> [問題] 以下のデータをすべて、一字一句変えずに書き写せ。

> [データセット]
________________________

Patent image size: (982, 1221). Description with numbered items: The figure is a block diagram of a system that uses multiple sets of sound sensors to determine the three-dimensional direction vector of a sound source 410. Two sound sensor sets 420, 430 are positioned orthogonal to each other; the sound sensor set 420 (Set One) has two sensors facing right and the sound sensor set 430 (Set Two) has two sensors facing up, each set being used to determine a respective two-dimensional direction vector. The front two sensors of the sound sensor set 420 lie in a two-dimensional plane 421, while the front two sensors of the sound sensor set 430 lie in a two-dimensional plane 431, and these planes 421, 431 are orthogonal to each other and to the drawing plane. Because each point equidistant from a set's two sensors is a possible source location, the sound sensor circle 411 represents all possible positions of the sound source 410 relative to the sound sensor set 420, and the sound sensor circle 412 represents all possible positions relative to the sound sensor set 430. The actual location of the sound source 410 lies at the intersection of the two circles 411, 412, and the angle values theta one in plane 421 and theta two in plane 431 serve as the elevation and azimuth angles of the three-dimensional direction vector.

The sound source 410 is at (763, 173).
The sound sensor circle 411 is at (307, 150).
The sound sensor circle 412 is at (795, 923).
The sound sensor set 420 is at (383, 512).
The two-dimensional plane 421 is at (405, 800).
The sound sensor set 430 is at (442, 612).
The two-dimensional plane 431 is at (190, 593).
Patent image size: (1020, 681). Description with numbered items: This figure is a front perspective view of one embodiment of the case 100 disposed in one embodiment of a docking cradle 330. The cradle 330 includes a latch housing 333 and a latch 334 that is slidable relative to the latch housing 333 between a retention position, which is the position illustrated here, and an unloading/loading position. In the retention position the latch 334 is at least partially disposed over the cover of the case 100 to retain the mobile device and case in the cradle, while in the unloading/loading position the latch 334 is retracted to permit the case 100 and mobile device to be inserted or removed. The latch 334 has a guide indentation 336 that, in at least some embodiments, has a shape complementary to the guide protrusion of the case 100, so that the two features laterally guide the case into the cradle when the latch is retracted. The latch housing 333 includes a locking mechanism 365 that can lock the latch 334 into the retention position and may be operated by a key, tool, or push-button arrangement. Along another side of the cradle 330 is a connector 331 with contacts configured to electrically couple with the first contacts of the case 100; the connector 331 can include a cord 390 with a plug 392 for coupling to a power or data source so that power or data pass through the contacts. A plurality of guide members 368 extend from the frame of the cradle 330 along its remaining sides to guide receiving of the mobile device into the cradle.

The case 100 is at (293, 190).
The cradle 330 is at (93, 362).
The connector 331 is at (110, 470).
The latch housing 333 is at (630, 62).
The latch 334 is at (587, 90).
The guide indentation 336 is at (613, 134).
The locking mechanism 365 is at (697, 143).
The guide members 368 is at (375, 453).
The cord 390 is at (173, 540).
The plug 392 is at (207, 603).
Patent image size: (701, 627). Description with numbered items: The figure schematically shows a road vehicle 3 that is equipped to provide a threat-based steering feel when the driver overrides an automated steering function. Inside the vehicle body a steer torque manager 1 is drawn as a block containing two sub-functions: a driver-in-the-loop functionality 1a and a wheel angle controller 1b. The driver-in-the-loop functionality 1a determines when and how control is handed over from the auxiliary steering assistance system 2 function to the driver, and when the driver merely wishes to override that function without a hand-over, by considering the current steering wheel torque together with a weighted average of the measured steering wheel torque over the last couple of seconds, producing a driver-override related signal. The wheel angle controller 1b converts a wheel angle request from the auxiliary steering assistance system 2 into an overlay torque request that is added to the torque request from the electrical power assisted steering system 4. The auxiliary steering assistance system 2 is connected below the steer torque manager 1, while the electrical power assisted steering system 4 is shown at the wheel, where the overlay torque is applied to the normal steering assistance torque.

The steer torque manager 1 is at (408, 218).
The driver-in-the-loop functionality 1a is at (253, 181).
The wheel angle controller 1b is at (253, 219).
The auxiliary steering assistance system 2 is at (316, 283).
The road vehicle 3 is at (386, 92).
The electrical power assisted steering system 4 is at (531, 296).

________________________

> [解答]
Patent image size: (982, 1221). Description with numbered items: The figure is a block diagram of a system that uses multiple sets of sound sensors to determine the three-dimensional direction vector of a sound source 410. Two sound sensor sets 420, 430 are positioned orthogonal to each other; the sound sensor set 420 (Set One) has two sensors facing right and the sound sensor set 430 (Set Two) has two sensors facing up, each set being used to determine a respective two-dimensional direction vector. The front two sensors of the sound sensor set 420 lie in a two-dimensional plane 421, while the front two sensors of the sound sensor set 430 lie in a two-dimensional plane 431, and these planes 421, 431 are orthogonal to each other and to the drawing plane. Because each point equidistant from a set's two sensors is a possible source location, the sound sensor circle 411 represents all possible positions of the sound source 410 relative to the sound sensor set 420, and the sound sensor circle 412 represents all possible positions relative to the sound sensor set 430. The actual location of the sound source 410 lies at the intersection of the two circles 411, 412, and the angle values theta one in plane 421 and theta two in plane 431 serve as the elevation and azimuth angles of the three-dimensional direction vector.

The sound source 410 is at (763, 173).
The sound sensor circle 411 is at (307, 150).
The sound sensor circle 412 is at (795, 923).
The sound sensor set 420 is at (383, 512).
The two-dimensional plane 421 is at (405, 800).
The sound sensor set 430 is at (442, 612).
The two-dimensional plane 431 is at (190, 593).
Patent image size: (1020, 681). Description with numbered items: This figure is a front perspective view of one embodiment of the case 100 disposed in one embodiment of a docking cradle 330. The cradle 330 includes a latch housing 333 and a latch 334 that is slidable relative to the latch housing 333 between a retention position, which is the position illustrated here, and an unloading/loading position. In the retention position the latch 334 is at least partially disposed over the cover of the case 100 to retain the mobile device and case in the cradle, while in the unloading/loading position the latch 334 is retracted to permit the case 100 and mobile device to be inserted or removed. The latch 334 has a guide indentation 336 that, in at least some embodiments, has a shape complementary to the guide protrusion of the case 100, so that the two features laterally guide the case into the cradle when the latch is retracted. The latch housing 333 includes a locking mechanism 365 that can lock the latch 334 into the retention position and may be operated by a key, tool, or push-button arrangement. Along another side of the cradle 330 is a connector 331 with contacts configured to electrically couple with the first contacts of the case 100; the connector 331 can include a cord 390 with a plug 392 for coupling to a power or data source so that power or data pass through the contacts. A plurality of guide members 368 extend from the frame of the cradle 330 along its remaining sides to guide receiving of the mobile device into the cradle.

The case 100 is at (293, 190).
The cradle 330 is at (93, 362).
The connector 331 is at (110, 470).
The latch housing 333 is at (630, 62).
The latch 334 is at (587, 90).
The guide indentation 336 is at (613, 134).
The locking mechanism 365 is at (697, 143).
The guide members 368 is at (375, 453).
The cord 390 is at (173, 540).
The plug 392 is at (207, 603).
Patent image size: (701, 627). Description with numbered items: The figure schematically shows a road vehicle 3 that is equipped to provide a threat-based steering feel when the driver overrides an automated steering function. Inside the vehicle body a steer torque manager 1 is drawn as a block containing two sub-functions: a driver-in-the-loop functionality 1a and a wheel angle controller 1b. The driver-in-the-loop functionality 1a determines when and how control is handed over from the auxiliary steering assistance system 2 function to the driver, and when the driver merely wishes to override that function without a hand-over, by considering the current steering wheel torque together with a weighted average of the measured steering wheel torque over the last couple of seconds, producing a driver-override related signal. The wheel angle controller 1b converts a wheel angle request from the auxiliary steering assistance system 2 into an overlay torque request that is added to the torque request from the electrical power assisted steering system 4. The auxiliary steering assistance system 2 is connected below the steer torque manager 1, while the electrical power assisted steering system 4 is shown at the wheel, where the overlay torque is applied to the normal steering assistance torque.

The steer torque manager 1 is at (408, 218).
The driver-in-the-loop functionality 1a is at (253, 181).
The wheel angle controller 1b is at (253, 219).
The auxiliary steering assistance system 2 is at (316, 283).
The road vehicle 3 is at (386, 92).
The electrical power assisted steering system 4 is at (531, 296).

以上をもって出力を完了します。